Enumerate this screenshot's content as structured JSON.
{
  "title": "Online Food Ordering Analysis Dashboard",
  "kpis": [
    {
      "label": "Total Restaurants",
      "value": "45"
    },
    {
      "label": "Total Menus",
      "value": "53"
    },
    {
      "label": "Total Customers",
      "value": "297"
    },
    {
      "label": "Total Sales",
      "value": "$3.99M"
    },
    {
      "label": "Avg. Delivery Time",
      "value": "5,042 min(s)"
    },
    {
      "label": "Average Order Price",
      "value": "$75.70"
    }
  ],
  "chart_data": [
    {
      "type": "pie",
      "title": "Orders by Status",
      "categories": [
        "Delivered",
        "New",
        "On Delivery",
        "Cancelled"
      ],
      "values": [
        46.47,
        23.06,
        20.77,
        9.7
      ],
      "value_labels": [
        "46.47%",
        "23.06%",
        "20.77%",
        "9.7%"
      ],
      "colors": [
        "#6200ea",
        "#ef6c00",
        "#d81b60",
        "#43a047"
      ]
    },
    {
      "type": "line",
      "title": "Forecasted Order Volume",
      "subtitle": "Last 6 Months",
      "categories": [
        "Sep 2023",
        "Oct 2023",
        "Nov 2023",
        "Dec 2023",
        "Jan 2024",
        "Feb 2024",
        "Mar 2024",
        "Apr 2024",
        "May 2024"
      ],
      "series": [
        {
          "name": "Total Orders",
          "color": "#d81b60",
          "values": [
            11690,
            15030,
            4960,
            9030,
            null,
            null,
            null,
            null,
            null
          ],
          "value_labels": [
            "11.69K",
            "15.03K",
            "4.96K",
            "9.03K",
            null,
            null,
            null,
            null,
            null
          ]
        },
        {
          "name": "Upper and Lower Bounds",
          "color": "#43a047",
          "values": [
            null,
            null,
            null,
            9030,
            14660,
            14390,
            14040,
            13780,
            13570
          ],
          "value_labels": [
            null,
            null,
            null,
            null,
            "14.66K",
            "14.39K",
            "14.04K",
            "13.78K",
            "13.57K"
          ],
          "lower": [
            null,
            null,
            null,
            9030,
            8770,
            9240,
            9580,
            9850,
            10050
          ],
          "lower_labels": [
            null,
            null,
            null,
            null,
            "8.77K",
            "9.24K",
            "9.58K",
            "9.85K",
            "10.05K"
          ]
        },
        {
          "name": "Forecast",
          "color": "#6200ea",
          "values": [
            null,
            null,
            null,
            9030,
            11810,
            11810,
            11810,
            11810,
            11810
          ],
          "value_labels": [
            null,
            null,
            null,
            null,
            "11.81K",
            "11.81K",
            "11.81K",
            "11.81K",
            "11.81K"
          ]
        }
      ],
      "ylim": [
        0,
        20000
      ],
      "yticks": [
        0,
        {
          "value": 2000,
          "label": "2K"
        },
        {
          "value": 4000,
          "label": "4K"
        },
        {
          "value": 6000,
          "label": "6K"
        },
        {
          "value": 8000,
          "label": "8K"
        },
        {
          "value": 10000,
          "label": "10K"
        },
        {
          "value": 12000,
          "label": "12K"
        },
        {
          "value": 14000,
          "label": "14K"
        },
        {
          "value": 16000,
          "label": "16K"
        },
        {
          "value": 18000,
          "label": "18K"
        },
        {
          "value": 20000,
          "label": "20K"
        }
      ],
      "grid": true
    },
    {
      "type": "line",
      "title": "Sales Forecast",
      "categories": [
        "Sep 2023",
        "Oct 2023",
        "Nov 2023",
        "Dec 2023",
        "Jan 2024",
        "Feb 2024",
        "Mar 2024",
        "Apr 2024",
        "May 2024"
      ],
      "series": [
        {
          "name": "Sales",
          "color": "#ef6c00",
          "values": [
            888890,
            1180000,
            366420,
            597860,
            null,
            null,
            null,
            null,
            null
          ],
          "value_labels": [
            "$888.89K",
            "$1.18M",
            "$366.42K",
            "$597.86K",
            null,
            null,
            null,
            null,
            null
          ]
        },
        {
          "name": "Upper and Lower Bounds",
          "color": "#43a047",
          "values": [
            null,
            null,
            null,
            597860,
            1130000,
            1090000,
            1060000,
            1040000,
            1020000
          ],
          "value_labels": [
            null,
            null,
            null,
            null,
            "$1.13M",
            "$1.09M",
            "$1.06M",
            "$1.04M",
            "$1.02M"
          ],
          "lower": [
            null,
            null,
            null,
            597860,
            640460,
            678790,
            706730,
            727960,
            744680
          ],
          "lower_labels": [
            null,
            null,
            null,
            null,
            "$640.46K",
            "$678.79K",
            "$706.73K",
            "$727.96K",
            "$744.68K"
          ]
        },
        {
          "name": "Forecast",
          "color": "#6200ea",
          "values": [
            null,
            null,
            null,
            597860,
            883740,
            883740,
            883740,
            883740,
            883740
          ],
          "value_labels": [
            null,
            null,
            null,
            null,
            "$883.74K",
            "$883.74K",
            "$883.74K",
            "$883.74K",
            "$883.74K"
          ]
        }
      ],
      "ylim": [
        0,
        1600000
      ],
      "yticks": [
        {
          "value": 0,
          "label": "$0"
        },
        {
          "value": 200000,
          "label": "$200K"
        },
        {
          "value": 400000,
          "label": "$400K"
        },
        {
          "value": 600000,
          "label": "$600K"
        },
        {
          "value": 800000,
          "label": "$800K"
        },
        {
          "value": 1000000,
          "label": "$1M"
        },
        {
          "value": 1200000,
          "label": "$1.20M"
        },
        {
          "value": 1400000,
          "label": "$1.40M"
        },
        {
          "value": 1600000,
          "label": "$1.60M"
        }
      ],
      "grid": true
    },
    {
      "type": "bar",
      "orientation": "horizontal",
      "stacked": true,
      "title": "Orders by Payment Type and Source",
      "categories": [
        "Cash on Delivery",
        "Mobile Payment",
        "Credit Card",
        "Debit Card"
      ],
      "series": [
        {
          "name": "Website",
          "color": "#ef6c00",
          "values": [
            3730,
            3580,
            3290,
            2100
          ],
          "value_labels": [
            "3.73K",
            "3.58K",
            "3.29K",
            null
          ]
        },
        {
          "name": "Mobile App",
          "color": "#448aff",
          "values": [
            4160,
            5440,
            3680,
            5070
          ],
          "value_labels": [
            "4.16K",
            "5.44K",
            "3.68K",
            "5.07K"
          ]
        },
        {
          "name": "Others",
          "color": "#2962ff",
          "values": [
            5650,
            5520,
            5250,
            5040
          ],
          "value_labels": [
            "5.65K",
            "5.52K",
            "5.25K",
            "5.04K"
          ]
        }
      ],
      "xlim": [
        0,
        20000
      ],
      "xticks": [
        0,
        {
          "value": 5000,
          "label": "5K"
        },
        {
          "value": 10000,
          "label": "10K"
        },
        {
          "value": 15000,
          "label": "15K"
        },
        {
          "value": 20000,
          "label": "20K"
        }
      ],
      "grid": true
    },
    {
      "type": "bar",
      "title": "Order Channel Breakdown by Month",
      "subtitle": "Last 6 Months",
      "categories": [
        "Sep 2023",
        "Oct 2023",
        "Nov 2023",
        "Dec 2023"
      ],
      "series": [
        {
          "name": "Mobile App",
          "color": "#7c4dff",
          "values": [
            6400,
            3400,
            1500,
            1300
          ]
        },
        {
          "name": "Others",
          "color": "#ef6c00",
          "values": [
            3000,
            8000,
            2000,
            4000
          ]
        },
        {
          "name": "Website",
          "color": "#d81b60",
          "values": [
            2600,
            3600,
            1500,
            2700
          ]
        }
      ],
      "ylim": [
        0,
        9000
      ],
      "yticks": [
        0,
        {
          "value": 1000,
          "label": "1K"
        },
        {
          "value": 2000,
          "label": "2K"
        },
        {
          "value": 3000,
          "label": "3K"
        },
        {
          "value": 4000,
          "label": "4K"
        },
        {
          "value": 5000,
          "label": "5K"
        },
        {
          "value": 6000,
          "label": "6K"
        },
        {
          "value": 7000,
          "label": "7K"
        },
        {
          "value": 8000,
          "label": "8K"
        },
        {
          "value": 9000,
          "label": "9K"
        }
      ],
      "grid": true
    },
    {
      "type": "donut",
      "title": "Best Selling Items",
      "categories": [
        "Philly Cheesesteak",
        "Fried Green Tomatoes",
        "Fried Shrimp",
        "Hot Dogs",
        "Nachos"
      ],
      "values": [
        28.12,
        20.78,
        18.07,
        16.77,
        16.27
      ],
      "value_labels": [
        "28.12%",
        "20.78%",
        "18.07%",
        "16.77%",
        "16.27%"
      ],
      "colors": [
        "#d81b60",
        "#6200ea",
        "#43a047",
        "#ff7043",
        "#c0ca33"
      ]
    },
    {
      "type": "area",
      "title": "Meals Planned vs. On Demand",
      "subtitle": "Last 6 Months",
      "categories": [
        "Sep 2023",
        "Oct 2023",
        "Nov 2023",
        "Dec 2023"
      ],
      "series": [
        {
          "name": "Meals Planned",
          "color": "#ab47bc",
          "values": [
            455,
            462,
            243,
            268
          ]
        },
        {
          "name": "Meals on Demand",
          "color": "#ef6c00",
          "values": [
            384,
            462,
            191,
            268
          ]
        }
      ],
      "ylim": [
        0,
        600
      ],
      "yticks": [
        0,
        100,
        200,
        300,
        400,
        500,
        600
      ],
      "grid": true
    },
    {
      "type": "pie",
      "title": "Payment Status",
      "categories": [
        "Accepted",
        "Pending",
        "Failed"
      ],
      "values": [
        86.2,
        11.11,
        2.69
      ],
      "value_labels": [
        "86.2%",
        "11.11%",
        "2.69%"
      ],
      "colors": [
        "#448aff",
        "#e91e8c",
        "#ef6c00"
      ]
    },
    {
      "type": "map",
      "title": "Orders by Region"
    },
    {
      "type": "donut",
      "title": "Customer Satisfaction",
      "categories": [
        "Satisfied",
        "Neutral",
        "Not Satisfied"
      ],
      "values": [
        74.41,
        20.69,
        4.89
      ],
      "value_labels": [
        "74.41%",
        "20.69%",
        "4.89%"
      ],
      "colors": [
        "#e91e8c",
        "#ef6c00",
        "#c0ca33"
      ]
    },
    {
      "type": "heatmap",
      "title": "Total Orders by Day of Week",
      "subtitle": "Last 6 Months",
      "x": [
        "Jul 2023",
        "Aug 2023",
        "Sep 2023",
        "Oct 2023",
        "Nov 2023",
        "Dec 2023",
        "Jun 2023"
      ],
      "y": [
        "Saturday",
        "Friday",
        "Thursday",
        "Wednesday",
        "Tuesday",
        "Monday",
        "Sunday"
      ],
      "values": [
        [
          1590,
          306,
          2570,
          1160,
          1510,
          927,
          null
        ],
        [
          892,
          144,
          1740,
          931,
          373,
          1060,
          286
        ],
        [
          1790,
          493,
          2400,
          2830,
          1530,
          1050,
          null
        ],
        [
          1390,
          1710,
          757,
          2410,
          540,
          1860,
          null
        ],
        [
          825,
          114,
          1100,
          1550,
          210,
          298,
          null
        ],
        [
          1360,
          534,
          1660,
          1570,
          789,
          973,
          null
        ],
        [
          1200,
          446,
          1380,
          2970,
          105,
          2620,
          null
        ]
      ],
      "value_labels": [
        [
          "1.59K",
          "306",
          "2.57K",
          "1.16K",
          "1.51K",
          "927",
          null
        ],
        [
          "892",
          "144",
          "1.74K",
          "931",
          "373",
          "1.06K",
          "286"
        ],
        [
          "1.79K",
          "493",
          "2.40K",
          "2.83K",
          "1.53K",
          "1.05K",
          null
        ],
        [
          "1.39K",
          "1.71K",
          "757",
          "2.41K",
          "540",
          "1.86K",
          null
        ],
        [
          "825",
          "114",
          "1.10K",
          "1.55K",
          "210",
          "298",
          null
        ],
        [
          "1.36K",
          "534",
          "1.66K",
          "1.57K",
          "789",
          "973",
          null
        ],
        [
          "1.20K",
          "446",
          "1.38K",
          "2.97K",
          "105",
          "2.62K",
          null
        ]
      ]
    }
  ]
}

┄┄┄┄┄┄┄┄┄┄

◆ CHALLENGE ◆
Show the lines that mention the word "Delivery".

◆ TASK OUTPUT ◆
      "label": "Avg. Delivery Time",
        "On Delivery",
        "Cash on Delivery",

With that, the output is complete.